Dataset extract.
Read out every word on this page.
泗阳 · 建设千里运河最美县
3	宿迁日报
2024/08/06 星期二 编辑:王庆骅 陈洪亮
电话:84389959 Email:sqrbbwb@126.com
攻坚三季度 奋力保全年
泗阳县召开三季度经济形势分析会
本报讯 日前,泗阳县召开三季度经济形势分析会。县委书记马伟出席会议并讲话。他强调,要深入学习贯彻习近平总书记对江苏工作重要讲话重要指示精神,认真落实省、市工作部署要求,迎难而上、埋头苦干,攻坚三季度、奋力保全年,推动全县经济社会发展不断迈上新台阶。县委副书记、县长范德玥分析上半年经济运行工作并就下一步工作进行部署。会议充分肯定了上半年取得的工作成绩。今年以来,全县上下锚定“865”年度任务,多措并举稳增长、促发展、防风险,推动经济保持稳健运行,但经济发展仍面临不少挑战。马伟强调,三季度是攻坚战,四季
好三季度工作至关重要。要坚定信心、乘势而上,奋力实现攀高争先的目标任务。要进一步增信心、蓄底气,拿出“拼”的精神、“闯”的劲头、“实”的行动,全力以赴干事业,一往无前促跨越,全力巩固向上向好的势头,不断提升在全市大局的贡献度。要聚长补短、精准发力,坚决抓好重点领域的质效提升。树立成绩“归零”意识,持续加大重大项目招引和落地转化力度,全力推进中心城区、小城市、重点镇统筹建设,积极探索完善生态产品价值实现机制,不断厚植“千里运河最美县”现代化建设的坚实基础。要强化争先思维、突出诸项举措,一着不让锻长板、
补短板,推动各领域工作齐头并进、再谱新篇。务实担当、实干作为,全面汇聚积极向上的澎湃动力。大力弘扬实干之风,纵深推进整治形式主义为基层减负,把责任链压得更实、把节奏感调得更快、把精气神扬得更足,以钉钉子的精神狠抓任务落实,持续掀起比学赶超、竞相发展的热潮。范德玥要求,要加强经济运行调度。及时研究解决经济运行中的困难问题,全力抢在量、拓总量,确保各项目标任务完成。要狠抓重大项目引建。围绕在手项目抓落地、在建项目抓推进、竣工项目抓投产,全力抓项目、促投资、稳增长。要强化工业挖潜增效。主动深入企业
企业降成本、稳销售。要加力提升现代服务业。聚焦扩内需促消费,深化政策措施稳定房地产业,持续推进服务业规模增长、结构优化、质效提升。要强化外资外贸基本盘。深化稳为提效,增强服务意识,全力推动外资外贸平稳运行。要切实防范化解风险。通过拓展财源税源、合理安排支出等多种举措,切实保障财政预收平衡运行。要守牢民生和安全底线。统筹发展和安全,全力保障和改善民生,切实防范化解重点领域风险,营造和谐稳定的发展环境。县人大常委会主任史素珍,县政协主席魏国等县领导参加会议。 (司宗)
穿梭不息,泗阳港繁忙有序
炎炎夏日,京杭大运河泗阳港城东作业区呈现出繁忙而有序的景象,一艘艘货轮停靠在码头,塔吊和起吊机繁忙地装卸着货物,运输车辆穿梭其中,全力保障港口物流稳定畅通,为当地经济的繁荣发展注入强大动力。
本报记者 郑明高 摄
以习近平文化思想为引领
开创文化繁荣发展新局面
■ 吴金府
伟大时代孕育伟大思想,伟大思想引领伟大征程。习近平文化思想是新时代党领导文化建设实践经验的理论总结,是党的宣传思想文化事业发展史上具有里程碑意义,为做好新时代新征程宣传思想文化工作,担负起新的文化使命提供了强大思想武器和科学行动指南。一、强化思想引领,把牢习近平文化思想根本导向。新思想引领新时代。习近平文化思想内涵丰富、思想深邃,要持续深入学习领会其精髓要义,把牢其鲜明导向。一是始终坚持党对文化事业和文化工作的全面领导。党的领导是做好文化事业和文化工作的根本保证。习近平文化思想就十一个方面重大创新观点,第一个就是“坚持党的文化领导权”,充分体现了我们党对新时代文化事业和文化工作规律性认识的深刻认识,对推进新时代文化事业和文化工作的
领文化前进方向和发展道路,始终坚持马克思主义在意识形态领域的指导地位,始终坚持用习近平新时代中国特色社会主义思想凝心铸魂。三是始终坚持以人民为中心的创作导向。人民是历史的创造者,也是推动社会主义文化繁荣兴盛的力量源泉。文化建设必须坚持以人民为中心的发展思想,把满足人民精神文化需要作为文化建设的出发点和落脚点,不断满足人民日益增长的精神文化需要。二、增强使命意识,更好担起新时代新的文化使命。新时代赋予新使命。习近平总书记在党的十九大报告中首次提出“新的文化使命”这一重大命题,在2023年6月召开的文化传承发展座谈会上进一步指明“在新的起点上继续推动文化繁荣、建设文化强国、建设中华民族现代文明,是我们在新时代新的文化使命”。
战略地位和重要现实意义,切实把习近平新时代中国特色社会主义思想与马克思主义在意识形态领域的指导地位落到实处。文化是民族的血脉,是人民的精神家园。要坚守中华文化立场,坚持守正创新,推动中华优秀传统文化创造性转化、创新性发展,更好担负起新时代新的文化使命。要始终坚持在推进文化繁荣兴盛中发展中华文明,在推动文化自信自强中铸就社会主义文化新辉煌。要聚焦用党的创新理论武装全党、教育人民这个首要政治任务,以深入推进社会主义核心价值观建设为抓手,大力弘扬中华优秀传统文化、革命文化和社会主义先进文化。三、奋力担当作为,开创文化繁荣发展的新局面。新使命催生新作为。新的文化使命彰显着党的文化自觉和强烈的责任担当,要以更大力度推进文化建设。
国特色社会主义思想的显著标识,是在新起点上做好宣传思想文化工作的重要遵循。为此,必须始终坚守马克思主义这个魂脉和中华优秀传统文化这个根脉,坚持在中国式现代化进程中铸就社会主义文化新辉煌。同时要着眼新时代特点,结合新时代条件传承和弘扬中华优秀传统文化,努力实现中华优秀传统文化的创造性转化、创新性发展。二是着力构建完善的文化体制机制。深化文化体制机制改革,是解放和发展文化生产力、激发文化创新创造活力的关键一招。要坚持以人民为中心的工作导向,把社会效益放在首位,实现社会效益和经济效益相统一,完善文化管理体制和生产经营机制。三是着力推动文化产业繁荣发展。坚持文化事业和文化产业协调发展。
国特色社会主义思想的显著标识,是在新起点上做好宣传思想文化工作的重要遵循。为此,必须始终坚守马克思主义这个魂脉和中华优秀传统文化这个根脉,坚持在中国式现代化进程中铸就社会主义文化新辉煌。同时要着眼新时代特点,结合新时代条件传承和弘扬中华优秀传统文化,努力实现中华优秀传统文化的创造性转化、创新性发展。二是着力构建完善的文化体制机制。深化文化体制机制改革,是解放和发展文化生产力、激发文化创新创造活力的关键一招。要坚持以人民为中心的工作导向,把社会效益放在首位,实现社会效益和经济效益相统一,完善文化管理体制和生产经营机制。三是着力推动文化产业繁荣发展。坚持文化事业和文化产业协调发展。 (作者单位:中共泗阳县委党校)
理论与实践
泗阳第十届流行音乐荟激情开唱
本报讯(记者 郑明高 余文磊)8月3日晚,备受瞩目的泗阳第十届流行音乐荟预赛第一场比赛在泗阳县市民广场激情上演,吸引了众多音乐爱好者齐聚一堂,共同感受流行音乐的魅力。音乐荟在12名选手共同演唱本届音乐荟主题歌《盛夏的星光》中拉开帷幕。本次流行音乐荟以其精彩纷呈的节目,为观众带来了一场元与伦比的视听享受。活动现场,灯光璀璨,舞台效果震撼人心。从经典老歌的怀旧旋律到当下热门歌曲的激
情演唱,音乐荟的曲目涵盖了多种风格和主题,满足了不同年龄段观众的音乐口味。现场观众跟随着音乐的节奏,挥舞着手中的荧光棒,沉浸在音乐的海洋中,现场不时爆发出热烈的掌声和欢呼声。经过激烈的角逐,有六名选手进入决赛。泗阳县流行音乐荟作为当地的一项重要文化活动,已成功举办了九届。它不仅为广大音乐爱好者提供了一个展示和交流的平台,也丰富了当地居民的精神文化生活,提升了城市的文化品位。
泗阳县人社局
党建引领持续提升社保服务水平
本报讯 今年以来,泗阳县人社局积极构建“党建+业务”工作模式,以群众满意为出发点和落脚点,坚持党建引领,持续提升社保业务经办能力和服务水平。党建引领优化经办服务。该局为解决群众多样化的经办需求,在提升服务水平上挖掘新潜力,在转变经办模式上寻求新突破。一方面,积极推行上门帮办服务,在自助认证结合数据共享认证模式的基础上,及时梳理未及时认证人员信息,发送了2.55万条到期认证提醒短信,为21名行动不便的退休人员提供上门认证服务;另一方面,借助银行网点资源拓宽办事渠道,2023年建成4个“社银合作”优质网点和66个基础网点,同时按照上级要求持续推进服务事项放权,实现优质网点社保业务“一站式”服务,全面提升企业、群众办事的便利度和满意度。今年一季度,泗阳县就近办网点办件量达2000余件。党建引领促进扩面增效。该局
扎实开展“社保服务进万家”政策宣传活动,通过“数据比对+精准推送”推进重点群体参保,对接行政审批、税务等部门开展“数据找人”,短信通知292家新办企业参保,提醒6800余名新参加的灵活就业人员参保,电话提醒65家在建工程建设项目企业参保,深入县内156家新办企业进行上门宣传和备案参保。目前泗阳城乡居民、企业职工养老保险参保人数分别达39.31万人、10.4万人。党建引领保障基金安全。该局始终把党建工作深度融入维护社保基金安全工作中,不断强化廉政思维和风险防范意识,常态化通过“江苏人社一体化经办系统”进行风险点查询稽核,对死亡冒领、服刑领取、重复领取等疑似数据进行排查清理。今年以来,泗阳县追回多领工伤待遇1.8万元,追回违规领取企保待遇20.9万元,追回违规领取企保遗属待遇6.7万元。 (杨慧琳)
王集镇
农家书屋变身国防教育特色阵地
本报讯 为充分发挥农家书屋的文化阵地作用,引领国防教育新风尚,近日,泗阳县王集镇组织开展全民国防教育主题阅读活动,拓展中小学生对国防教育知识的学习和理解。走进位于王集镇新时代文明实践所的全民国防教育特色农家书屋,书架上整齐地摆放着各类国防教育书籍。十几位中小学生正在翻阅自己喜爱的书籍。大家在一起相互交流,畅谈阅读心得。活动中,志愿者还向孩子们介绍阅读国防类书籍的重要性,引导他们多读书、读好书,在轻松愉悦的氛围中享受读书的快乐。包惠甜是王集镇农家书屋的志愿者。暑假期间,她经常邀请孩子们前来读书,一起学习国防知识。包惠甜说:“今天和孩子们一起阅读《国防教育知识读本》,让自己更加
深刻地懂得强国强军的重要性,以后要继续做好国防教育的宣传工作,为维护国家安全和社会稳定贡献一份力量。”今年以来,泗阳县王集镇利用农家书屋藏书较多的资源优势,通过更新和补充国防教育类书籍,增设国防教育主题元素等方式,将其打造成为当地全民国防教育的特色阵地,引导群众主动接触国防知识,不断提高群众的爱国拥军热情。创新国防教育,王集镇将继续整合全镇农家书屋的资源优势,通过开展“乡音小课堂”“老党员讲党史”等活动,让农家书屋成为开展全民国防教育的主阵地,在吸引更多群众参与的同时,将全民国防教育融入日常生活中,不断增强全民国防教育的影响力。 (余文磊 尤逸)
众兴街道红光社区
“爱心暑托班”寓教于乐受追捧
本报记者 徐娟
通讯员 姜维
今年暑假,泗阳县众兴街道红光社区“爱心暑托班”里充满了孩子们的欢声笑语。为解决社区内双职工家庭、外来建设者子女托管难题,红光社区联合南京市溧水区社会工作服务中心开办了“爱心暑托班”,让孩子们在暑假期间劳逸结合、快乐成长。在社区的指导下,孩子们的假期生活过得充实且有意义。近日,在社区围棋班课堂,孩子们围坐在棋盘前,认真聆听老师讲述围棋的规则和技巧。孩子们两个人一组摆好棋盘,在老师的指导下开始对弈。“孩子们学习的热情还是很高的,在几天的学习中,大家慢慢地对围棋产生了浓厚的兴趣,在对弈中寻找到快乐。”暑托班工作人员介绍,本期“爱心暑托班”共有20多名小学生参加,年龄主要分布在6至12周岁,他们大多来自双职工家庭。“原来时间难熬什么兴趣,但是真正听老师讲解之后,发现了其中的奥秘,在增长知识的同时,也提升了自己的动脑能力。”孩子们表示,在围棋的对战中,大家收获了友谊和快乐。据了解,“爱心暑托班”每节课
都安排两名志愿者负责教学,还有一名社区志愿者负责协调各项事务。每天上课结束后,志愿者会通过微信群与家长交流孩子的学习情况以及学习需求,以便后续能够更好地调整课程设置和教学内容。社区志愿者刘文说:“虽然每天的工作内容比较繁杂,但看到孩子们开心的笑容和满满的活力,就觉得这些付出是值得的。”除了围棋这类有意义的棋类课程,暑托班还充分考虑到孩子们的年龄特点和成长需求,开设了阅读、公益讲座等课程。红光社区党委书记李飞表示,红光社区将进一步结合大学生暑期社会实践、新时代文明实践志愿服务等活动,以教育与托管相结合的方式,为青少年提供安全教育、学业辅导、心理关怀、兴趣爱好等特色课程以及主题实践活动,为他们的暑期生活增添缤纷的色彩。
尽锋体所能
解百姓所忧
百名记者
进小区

Objective. Show every line that contains the word "要坚持以人民为中心的工作导向".

Problem solution.
国特色社会主义思想的显著标识,是在新起点上做好宣传思想文化工作的重要遵循。为此,必须始终坚守马克思主义这个魂脉和中华优秀传统文化这个根脉,坚持在中国式现代化进程中铸就社会主义文化新辉煌。同时要着眼新时代特点,结合新时代条件传承和弘扬中华优秀传统文化,努力实现中华优秀传统文化的创造性转化、创新性发展。二是着力构建完善的文化体制机制。深化文化体制机制改革,是解放和发展文化生产力、激发文化创新创造活力的关键一招。要坚持以人民为中心的工作导向,把社会效益放在首位,实现社会效益和经济效益相统一,完善文化管理体制和生产经营机制。三是着力推动文化产业繁荣发展。坚持文化事业和文化产业协调发展。
国特色社会主义思想的显著标识,是在新起点上做好宣传思想文化工作的重要遵循。为此,必须始终坚守马克思主义这个魂脉和中华优秀传统文化这个根脉,坚持在中国式现代化进程中铸就社会主义文化新辉煌。同时要着眼新时代特点,结合新时代条件传承和弘扬中华优秀传统文化,努力实现中华优秀传统文化的创造性转化、创新性发展。二是着力构建完善的文化体制机制。深化文化体制机制改革,是解放和发展文化生产力、激发文化创新创造活力的关键一招。要坚持以人民为中心的工作导向,把社会效益放在首位,实现社会效益和经济效益相统一,完善文化管理体制和生产经营机制。三是着力推动文化产业繁荣发展。坚持文化事业和文化产业协调发展。 (作者单位:中共泗阳县委党校)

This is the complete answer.